▶ **SET TASK**
Copy every line from the data below in which the string "estimates" can be found.

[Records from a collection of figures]
════

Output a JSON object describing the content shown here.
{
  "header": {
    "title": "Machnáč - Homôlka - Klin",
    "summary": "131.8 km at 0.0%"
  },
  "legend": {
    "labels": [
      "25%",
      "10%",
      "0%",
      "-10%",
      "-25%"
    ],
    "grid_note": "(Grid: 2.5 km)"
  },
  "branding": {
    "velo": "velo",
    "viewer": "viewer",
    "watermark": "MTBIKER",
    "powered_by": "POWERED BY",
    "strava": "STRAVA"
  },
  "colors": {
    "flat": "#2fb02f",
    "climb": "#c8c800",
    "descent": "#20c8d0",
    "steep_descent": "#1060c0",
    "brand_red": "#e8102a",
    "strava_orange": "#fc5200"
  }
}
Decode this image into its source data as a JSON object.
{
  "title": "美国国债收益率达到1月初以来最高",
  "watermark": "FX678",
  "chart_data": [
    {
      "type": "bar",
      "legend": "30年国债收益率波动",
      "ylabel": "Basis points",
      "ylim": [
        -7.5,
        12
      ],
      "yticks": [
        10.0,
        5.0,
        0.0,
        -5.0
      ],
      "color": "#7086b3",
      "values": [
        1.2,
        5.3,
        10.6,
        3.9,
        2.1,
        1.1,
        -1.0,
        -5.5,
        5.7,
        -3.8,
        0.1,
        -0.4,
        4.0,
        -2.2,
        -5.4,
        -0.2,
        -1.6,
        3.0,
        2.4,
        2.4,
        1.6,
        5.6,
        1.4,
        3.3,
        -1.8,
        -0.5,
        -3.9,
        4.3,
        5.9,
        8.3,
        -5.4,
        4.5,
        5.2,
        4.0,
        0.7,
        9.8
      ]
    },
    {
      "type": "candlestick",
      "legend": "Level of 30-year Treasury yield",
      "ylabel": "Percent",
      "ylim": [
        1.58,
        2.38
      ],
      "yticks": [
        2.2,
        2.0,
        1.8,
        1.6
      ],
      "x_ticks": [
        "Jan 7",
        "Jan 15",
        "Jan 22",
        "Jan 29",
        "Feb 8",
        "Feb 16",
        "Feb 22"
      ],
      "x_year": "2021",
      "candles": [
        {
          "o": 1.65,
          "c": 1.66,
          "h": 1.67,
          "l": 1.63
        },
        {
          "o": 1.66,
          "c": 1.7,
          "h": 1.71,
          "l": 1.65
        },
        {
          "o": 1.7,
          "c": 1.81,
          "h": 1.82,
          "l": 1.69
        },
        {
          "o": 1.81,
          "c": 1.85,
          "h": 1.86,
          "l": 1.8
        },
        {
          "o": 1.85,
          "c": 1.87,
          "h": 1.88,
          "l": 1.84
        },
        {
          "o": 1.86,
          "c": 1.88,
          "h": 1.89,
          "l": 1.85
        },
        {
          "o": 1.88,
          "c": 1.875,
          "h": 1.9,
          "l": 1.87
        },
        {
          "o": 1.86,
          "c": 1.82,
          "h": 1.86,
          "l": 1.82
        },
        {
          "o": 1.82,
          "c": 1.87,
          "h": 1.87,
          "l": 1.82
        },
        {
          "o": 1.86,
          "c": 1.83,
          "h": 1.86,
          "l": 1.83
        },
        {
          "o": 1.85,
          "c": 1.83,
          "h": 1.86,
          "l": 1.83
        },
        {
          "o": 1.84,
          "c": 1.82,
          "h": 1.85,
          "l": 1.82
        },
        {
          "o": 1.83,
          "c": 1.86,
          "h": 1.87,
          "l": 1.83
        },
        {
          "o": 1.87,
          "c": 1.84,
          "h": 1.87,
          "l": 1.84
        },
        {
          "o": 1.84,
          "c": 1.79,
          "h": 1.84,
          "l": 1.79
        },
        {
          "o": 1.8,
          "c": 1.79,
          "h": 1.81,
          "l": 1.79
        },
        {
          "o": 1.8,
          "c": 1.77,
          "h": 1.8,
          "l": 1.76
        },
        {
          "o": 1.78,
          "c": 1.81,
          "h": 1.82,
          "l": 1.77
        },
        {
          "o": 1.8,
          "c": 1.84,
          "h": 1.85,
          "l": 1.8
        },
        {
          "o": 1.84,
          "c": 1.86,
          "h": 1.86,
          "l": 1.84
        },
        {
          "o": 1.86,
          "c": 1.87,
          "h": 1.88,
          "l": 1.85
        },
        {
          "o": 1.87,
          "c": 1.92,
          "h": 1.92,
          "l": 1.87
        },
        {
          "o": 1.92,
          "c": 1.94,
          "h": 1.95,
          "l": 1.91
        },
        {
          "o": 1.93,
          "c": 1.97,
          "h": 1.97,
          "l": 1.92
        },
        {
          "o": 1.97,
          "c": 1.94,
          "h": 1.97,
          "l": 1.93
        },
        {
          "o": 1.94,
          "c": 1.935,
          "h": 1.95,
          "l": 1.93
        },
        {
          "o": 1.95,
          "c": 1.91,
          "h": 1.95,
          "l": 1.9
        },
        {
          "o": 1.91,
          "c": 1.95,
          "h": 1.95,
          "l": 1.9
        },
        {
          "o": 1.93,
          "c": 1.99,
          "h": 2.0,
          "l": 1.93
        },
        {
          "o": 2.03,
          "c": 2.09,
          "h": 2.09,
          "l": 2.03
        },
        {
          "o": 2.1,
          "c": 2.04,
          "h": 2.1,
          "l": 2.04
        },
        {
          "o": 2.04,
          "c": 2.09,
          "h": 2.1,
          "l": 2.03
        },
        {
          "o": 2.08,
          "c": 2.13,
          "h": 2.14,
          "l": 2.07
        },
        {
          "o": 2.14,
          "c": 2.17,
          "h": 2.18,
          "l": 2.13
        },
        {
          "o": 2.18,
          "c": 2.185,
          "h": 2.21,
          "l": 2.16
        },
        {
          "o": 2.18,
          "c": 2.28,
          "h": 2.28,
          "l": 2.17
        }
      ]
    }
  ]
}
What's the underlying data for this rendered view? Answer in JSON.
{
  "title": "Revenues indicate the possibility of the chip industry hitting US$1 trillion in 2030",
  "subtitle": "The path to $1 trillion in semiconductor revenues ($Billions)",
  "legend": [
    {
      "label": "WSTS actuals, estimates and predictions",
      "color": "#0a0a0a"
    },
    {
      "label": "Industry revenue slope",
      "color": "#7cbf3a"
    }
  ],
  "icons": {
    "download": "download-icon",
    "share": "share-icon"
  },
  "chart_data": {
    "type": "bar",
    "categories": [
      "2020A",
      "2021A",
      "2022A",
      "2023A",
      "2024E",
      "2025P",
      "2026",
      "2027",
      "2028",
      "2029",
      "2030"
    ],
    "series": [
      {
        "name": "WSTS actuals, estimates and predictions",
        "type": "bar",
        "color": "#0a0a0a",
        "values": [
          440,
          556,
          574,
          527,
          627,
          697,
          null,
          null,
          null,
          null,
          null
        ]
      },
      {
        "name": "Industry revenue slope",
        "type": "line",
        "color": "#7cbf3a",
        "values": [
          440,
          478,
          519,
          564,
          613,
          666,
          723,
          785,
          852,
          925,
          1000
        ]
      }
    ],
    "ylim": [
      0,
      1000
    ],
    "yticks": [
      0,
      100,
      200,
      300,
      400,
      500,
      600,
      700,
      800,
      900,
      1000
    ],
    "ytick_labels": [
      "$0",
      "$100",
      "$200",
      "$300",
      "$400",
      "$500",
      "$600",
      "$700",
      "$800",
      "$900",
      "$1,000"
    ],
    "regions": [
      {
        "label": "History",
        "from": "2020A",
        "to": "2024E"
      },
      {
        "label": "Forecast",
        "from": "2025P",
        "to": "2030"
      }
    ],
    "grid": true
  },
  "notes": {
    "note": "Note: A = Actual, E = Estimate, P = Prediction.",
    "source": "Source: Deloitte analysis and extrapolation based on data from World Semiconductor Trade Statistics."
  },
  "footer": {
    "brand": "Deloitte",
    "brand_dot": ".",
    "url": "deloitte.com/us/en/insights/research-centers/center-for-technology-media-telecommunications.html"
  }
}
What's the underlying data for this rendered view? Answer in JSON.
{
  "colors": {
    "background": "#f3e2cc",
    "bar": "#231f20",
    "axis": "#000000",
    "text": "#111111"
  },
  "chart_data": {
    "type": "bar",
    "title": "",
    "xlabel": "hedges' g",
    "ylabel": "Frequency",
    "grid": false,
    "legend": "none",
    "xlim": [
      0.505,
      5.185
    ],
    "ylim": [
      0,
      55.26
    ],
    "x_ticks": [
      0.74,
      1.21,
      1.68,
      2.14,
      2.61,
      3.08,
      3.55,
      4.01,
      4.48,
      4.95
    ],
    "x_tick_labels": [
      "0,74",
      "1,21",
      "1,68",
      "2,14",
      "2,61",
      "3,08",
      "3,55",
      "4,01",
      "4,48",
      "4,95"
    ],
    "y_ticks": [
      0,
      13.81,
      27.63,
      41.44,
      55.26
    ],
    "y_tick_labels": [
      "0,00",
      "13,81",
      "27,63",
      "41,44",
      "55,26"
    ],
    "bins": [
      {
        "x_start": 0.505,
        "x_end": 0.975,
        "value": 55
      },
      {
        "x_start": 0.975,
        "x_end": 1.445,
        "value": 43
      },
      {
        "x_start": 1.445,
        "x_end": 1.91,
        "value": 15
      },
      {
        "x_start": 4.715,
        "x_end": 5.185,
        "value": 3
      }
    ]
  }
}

════

▶ **RESULT**
      "label": "WSTS actuals, estimates and predictions",
        "name": "WSTS actuals, estimates and predictions",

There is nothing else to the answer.